• [TO BE DONE]
Reproduce every line of the listing as written, apart from the pictures.

• [SUPPLIED MATERIAL]
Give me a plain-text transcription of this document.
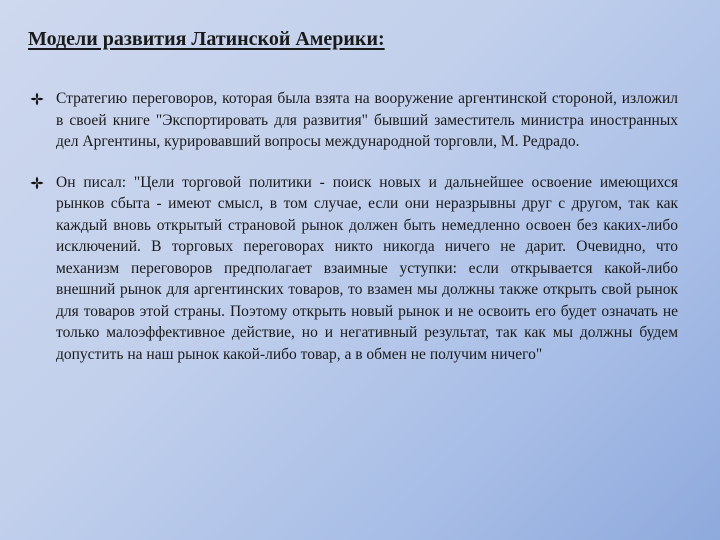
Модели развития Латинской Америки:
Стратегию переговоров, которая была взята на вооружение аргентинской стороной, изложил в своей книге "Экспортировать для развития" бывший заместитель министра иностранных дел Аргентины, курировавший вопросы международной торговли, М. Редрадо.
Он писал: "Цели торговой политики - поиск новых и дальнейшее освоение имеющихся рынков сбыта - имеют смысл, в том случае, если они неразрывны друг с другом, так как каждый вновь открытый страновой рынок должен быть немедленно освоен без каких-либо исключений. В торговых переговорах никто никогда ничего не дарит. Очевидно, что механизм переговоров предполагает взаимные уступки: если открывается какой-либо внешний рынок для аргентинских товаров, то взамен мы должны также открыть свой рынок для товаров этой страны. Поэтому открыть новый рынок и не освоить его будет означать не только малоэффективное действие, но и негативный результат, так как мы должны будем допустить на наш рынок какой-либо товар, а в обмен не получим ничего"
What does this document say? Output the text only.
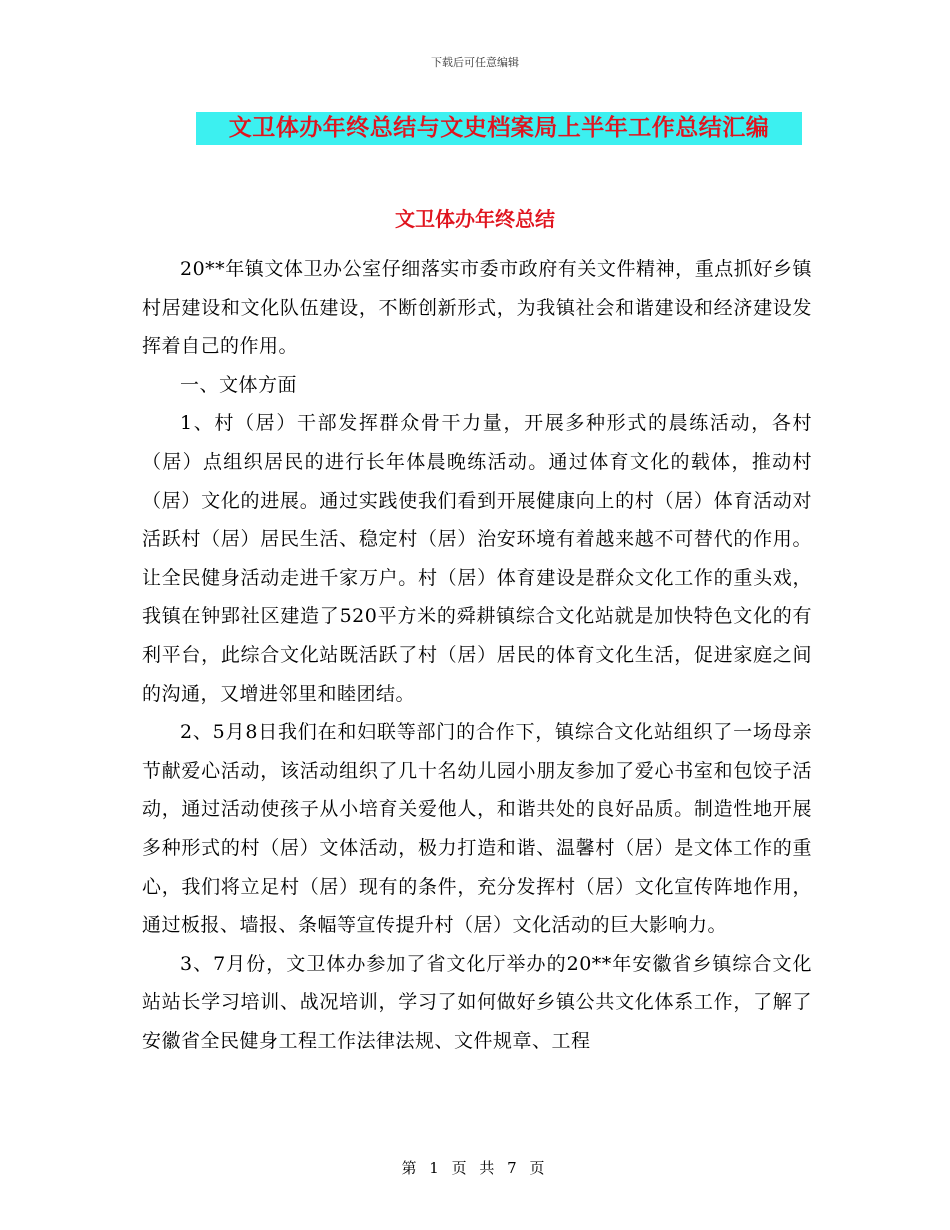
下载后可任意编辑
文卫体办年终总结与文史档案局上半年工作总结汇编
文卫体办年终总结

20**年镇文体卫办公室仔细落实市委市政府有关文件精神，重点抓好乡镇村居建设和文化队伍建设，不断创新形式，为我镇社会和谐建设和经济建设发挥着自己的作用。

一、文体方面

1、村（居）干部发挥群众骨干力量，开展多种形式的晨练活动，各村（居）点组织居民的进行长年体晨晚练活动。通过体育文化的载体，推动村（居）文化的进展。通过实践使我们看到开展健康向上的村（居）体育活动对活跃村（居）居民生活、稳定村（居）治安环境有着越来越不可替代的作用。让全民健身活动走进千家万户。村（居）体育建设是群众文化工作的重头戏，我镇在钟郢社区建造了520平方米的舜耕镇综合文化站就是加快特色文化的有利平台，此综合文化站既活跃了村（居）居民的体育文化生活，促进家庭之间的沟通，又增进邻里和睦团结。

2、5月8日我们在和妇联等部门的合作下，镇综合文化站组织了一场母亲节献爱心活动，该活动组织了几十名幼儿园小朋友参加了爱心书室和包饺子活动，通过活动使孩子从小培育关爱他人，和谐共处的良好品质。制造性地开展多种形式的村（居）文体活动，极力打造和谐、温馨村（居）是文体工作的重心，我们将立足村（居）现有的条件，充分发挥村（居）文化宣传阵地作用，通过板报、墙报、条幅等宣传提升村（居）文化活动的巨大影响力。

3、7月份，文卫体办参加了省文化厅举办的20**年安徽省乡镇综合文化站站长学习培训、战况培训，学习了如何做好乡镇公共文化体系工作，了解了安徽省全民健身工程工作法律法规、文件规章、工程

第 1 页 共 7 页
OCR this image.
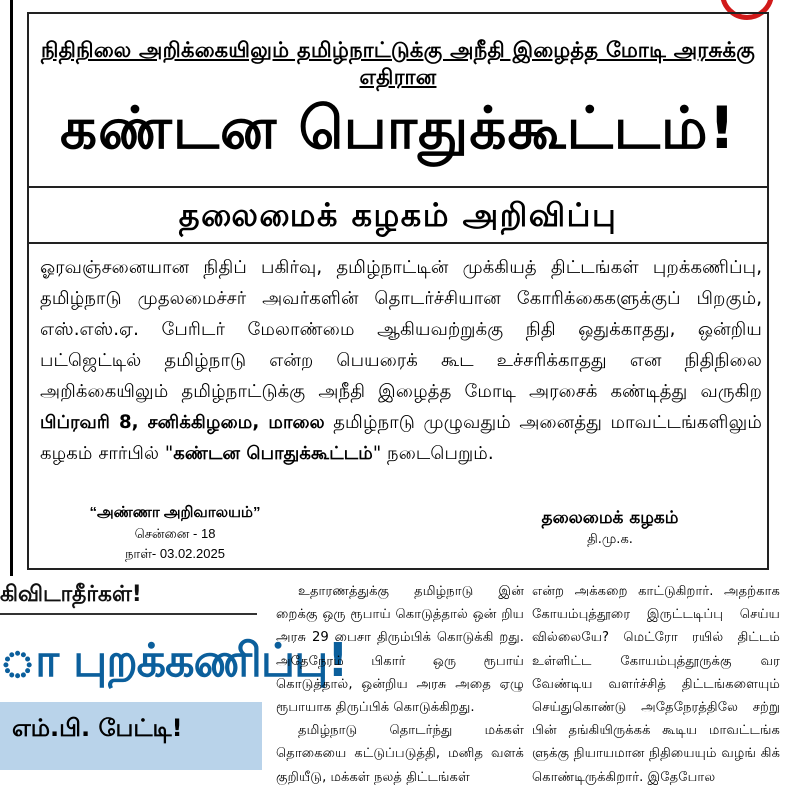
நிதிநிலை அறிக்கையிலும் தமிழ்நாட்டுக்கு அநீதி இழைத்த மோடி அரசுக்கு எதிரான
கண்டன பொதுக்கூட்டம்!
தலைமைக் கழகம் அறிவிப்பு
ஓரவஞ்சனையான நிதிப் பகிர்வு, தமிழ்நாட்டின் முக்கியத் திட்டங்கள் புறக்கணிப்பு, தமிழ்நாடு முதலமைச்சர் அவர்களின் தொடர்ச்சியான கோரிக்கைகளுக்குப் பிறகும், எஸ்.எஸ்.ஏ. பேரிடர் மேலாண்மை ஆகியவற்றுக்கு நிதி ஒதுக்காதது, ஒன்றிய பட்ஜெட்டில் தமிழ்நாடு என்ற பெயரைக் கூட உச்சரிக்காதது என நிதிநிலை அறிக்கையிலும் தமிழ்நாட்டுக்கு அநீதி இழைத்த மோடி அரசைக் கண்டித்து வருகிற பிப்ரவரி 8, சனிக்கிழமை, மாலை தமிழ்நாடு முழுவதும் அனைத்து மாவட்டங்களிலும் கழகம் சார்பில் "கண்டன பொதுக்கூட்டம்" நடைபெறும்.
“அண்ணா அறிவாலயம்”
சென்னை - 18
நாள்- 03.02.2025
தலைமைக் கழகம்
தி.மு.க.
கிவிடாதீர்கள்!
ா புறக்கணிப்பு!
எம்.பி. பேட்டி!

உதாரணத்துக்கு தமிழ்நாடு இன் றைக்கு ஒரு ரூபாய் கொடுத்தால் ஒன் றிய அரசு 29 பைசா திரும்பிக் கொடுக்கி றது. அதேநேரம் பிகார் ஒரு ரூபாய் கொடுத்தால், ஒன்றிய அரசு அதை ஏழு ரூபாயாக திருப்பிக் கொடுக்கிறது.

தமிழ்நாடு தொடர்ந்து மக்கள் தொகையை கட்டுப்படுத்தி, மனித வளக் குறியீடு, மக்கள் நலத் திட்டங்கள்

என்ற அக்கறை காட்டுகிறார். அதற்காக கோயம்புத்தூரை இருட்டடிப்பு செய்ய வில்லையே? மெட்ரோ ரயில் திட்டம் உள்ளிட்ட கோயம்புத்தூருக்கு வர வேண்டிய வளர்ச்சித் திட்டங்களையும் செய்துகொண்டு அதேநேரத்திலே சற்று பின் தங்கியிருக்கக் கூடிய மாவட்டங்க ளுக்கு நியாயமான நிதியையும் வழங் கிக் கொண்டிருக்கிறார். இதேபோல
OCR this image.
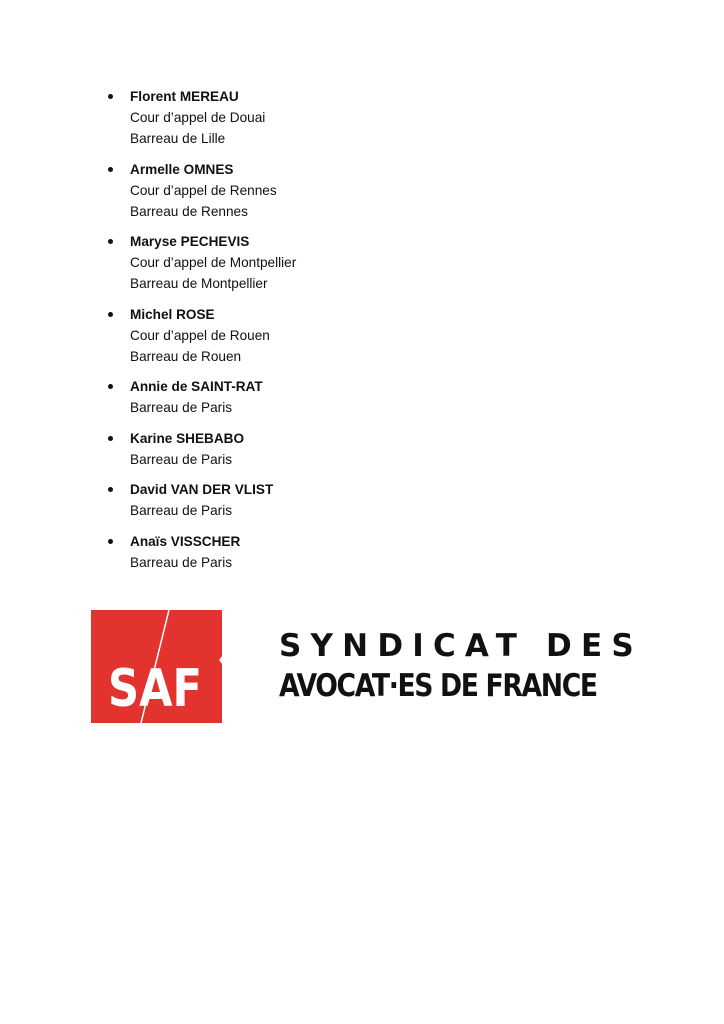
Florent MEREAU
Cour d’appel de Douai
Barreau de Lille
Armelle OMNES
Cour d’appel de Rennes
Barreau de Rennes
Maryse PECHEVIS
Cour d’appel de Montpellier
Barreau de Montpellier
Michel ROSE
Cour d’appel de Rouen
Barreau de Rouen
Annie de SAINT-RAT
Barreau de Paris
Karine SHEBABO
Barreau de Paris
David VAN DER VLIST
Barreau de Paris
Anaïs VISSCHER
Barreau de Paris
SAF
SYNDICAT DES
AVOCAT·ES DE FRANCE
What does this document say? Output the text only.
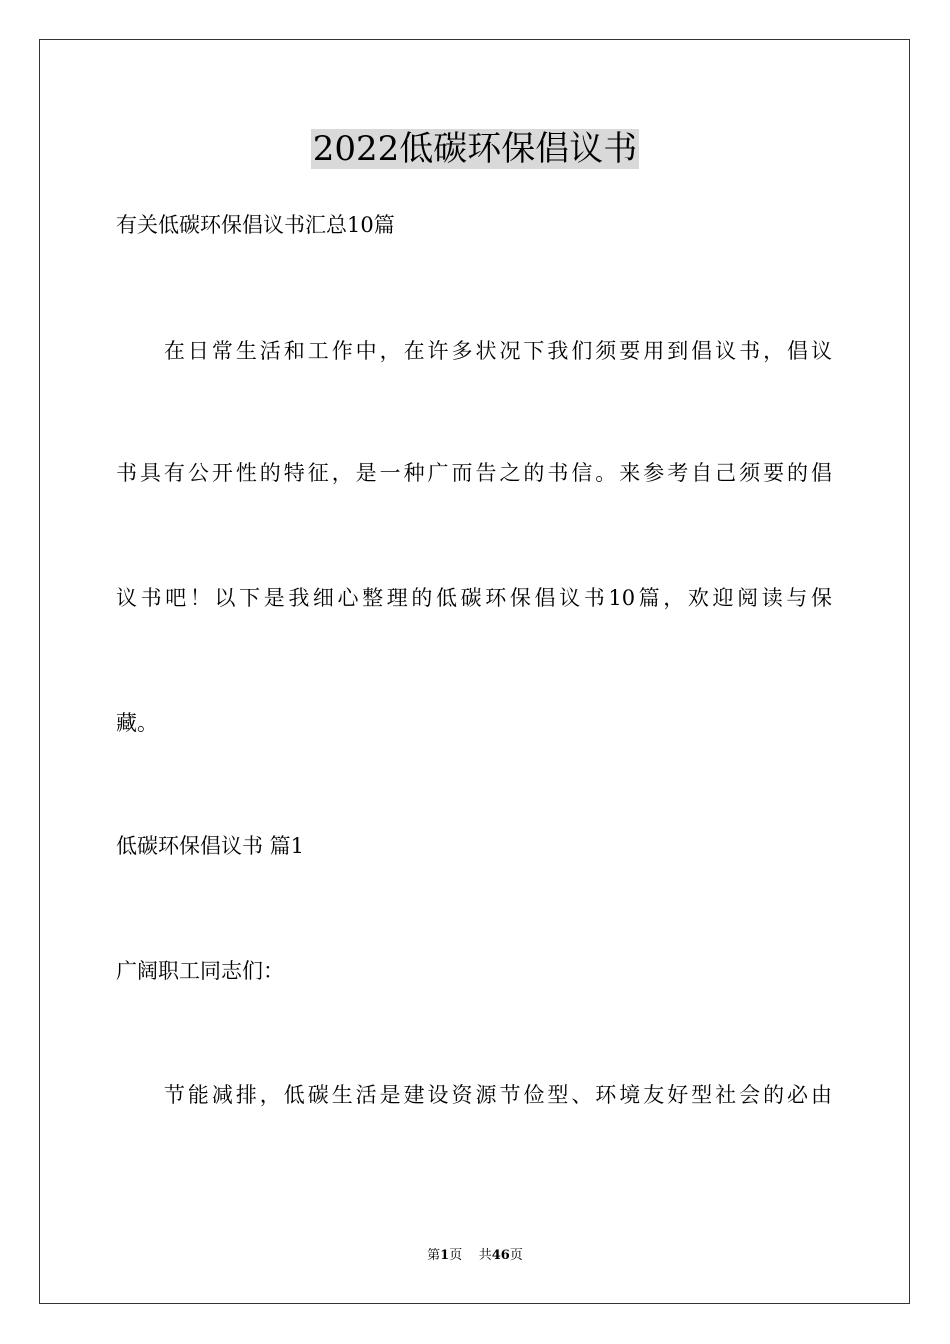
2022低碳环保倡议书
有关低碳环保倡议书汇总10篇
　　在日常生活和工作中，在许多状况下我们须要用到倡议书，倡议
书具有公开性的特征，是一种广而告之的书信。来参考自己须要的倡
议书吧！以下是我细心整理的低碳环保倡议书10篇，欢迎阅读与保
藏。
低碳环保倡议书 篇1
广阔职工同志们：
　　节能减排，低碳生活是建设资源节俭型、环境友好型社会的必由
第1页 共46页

• [SOLUTION]
Give me a plain-text transcription of this document.
Модели развития Латинской Америки:
Стратегию переговоров, которая была взята на вооружение аргентинской стороной, изложил в своей книге "Экспортировать для развития" бывший заместитель министра иностранных дел Аргентины, курировавший вопросы международной торговли, М. Редрадо.
Он писал: "Цели торговой политики - поиск новых и дальнейшее освоение имеющихся рынков сбыта - имеют смысл, в том случае, если они неразрывны друг с другом, так как каждый вновь открытый страновой рынок должен быть немедленно освоен без каких-либо исключений. В торговых переговорах никто никогда ничего не дарит. Очевидно, что механизм переговоров предполагает взаимные уступки: если открывается какой-либо внешний рынок для аргентинских товаров, то взамен мы должны также открыть свой рынок для товаров этой страны. Поэтому открыть новый рынок и не освоить его будет означать не только малоэффективное действие, но и негативный результат, так как мы должны будем допустить на наш рынок какой-либо товар, а в обмен не получим ничего"
What does this document say? Output the text only.
下载后可任意编辑
文卫体办年终总结与文史档案局上半年工作总结汇编
文卫体办年终总结

20**年镇文体卫办公室仔细落实市委市政府有关文件精神，重点抓好乡镇村居建设和文化队伍建设，不断创新形式，为我镇社会和谐建设和经济建设发挥着自己的作用。

一、文体方面

1、村（居）干部发挥群众骨干力量，开展多种形式的晨练活动，各村（居）点组织居民的进行长年体晨晚练活动。通过体育文化的载体，推动村（居）文化的进展。通过实践使我们看到开展健康向上的村（居）体育活动对活跃村（居）居民生活、稳定村（居）治安环境有着越来越不可替代的作用。让全民健身活动走进千家万户。村（居）体育建设是群众文化工作的重头戏，我镇在钟郢社区建造了520平方米的舜耕镇综合文化站就是加快特色文化的有利平台，此综合文化站既活跃了村（居）居民的体育文化生活，促进家庭之间的沟通，又增进邻里和睦团结。

2、5月8日我们在和妇联等部门的合作下，镇综合文化站组织了一场母亲节献爱心活动，该活动组织了几十名幼儿园小朋友参加了爱心书室和包饺子活动，通过活动使孩子从小培育关爱他人，和谐共处的良好品质。制造性地开展多种形式的村（居）文体活动，极力打造和谐、温馨村（居）是文体工作的重心，我们将立足村（居）现有的条件，充分发挥村（居）文化宣传阵地作用，通过板报、墙报、条幅等宣传提升村（居）文化活动的巨大影响力。

3、7月份，文卫体办参加了省文化厅举办的20**年安徽省乡镇综合文化站站长学习培训、战况培训，学习了如何做好乡镇公共文化体系工作，了解了安徽省全民健身工程工作法律法规、文件规章、工程

第 1 页 共 7 页
OCR this image.
நிதிநிலை அறிக்கையிலும் தமிழ்நாட்டுக்கு அநீதி இழைத்த மோடி அரசுக்கு எதிரான
கண்டன பொதுக்கூட்டம்!
தலைமைக் கழகம் அறிவிப்பு
ஓரவஞ்சனையான நிதிப் பகிர்வு, தமிழ்நாட்டின் முக்கியத் திட்டங்கள் புறக்கணிப்பு, தமிழ்நாடு முதலமைச்சர் அவர்களின் தொடர்ச்சியான கோரிக்கைகளுக்குப் பிறகும், எஸ்.எஸ்.ஏ. பேரிடர் மேலாண்மை ஆகியவற்றுக்கு நிதி ஒதுக்காதது, ஒன்றிய பட்ஜெட்டில் தமிழ்நாடு என்ற பெயரைக் கூட உச்சரிக்காதது என நிதிநிலை அறிக்கையிலும் தமிழ்நாட்டுக்கு அநீதி இழைத்த மோடி அரசைக் கண்டித்து வருகிற பிப்ரவரி 8, சனிக்கிழமை, மாலை தமிழ்நாடு முழுவதும் அனைத்து மாவட்டங்களிலும் கழகம் சார்பில் "கண்டன பொதுக்கூட்டம்" நடைபெறும்.
“அண்ணா அறிவாலயம்”
சென்னை - 18
நாள்- 03.02.2025
தலைமைக் கழகம்
தி.மு.க.
கிவிடாதீர்கள்!
ா புறக்கணிப்பு!
எம்.பி. பேட்டி!

உதாரணத்துக்கு தமிழ்நாடு இன் றைக்கு ஒரு ரூபாய் கொடுத்தால் ஒன் றிய அரசு 29 பைசா திரும்பிக் கொடுக்கி றது. அதேநேரம் பிகார் ஒரு ரூபாய் கொடுத்தால், ஒன்றிய அரசு அதை ஏழு ரூபாயாக திருப்பிக் கொடுக்கிறது.

தமிழ்நாடு தொடர்ந்து மக்கள் தொகையை கட்டுப்படுத்தி, மனித வளக் குறியீடு, மக்கள் நலத் திட்டங்கள்

என்ற அக்கறை காட்டுகிறார். அதற்காக கோயம்புத்தூரை இருட்டடிப்பு செய்ய வில்லையே? மெட்ரோ ரயில் திட்டம் உள்ளிட்ட கோயம்புத்தூருக்கு வர வேண்டிய வளர்ச்சித் திட்டங்களையும் செய்துகொண்டு அதேநேரத்திலே சற்று பின் தங்கியிருக்கக் கூடிய மாவட்டங்க ளுக்கு நியாயமான நிதியையும் வழங் கிக் கொண்டிருக்கிறார். இதேபோல
OCR this image.
Florent MEREAU
Cour d’appel de Douai
Barreau de Lille
Armelle OMNES
Cour d’appel de Rennes
Barreau de Rennes
Maryse PECHEVIS
Cour d’appel de Montpellier
Barreau de Montpellier
Michel ROSE
Cour d’appel de Rouen
Barreau de Rouen
Annie de SAINT-RAT
Barreau de Paris
Karine SHEBABO
Barreau de Paris
David VAN DER VLIST
Barreau de Paris
Anaïs VISSCHER
Barreau de Paris
SAF
SYNDICAT DES
AVOCAT·ES DE FRANCE
What does this document say? Output the text only.
2022低碳环保倡议书
有关低碳环保倡议书汇总10篇
　　在日常生活和工作中，在许多状况下我们须要用到倡议书，倡议
书具有公开性的特征，是一种广而告之的书信。来参考自己须要的倡
议书吧！以下是我细心整理的低碳环保倡议书10篇，欢迎阅读与保
藏。
低碳环保倡议书 篇1
广阔职工同志们：
　　节能减排，低碳生活是建设资源节俭型、环境友好型社会的必由
第1页 共46页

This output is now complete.